DATA SHOWN
=======

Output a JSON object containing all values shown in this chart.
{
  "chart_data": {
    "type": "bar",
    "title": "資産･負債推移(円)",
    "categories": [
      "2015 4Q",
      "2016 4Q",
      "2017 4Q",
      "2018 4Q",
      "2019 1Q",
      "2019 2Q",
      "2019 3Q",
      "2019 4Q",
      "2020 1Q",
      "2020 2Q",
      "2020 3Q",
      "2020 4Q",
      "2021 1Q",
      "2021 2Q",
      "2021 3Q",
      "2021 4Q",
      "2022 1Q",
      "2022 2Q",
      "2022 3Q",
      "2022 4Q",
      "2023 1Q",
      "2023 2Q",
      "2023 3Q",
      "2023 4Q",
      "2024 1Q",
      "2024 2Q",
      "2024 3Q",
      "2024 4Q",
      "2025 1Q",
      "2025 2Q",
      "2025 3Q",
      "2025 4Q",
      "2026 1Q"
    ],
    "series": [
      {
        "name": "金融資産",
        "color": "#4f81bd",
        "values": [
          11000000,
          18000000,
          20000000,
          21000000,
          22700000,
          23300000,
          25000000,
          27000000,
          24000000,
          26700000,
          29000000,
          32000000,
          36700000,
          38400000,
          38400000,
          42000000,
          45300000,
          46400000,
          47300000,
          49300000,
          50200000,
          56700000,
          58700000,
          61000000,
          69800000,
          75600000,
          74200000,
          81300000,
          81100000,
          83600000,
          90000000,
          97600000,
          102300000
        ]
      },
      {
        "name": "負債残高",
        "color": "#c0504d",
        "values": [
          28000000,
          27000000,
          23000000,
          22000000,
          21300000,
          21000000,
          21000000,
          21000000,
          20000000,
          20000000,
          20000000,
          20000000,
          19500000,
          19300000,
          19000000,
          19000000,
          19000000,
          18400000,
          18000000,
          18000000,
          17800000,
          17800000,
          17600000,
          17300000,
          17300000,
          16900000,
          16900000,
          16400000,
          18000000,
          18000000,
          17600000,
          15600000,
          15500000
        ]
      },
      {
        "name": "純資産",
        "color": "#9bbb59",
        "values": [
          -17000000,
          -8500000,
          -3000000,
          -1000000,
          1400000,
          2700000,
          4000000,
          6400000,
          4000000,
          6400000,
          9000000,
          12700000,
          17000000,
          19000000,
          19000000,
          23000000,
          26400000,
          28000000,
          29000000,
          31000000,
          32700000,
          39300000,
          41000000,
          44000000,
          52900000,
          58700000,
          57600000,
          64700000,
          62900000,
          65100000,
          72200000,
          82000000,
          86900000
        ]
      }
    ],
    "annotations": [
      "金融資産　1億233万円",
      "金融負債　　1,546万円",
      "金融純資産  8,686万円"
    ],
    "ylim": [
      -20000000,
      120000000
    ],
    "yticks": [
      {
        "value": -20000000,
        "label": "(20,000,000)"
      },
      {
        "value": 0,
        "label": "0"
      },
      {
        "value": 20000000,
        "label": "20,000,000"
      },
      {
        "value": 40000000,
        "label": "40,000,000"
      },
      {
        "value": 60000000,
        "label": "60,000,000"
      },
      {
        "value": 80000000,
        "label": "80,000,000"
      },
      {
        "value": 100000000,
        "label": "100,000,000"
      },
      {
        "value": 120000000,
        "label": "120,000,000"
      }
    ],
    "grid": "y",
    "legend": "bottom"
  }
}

=======

GOAL OF THE EXERCISE
Keep only the lines that hold the string "label", and copy them out.

SOLUTION BELOW
        "label": "(20,000,000)"
        "label": "0"
        "label": "20,000,000"
        "label": "40,000,000"
        "label": "60,000,000"
        "label": "80,000,000"
        "label": "100,000,000"
        "label": "120,000,000"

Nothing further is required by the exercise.